■ Rows:

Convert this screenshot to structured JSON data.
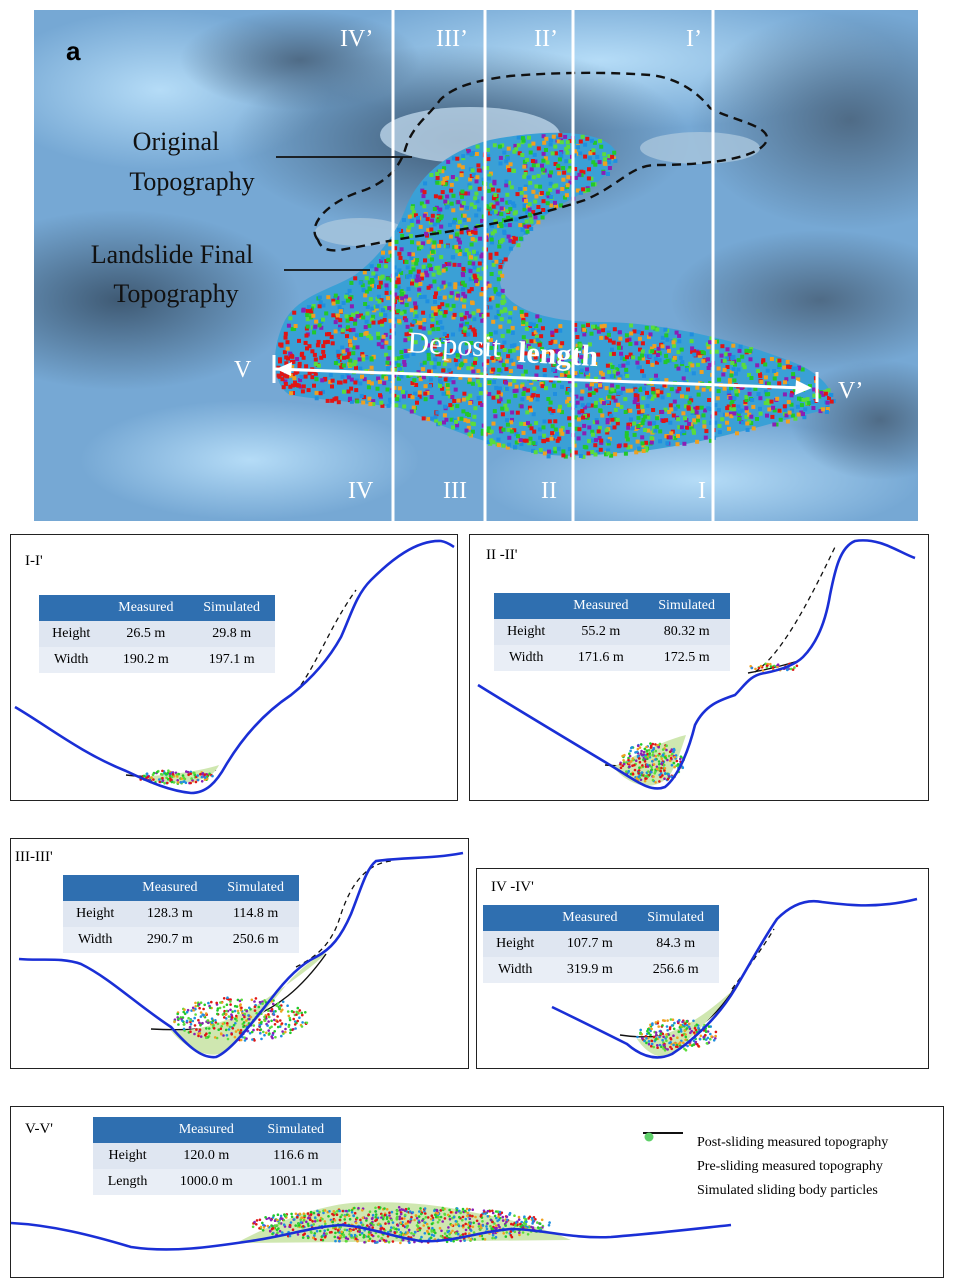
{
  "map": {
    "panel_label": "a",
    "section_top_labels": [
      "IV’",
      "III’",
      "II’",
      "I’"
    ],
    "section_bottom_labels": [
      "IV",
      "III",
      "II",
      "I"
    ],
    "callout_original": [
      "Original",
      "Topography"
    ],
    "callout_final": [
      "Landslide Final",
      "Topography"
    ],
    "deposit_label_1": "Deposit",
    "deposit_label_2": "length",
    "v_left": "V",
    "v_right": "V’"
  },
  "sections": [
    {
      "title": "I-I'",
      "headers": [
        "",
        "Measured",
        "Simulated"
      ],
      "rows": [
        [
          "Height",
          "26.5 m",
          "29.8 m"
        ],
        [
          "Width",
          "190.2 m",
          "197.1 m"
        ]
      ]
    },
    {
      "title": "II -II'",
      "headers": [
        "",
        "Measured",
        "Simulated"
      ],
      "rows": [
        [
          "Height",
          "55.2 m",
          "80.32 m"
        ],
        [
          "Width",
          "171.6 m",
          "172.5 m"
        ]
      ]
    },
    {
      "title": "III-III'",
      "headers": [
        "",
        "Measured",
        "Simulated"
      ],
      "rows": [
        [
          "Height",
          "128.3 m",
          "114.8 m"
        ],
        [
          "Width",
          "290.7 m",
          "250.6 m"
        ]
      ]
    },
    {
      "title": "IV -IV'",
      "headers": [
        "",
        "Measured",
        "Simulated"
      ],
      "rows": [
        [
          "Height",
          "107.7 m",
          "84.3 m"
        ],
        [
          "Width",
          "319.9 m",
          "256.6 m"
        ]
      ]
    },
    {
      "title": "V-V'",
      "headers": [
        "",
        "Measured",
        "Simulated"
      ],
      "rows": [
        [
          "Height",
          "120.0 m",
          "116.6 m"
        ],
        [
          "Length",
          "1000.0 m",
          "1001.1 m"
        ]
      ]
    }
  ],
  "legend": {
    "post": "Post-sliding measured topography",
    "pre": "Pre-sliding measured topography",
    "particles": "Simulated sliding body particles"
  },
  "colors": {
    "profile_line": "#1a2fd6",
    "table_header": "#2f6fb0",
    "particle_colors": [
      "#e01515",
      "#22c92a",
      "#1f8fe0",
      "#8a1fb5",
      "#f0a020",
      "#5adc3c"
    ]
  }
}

...

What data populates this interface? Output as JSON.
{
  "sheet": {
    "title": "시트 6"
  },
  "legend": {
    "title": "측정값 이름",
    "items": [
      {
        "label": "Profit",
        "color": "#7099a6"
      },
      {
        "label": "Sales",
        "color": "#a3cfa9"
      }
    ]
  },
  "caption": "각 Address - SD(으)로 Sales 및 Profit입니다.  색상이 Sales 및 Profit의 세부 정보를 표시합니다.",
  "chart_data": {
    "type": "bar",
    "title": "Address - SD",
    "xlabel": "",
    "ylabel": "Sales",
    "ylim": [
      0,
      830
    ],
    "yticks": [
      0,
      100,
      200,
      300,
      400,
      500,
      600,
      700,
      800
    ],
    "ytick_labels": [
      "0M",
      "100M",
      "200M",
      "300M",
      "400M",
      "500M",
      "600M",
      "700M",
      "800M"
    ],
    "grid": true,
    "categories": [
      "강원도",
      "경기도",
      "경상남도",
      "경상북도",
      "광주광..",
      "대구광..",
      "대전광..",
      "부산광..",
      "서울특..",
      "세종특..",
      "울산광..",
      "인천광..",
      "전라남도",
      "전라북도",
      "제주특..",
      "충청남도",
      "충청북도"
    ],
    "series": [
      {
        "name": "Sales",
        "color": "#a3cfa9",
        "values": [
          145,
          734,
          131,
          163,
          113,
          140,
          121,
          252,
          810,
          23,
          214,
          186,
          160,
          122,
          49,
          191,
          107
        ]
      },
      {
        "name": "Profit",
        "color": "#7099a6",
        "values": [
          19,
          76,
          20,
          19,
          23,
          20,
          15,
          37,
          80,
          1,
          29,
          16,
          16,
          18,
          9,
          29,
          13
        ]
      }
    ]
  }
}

■ Your instructions: Select and copy every line of the material that holds the string "this".

■ Full output:
Convert this screenshot to structured JSON data.
What data populates this interface? Output as JSON.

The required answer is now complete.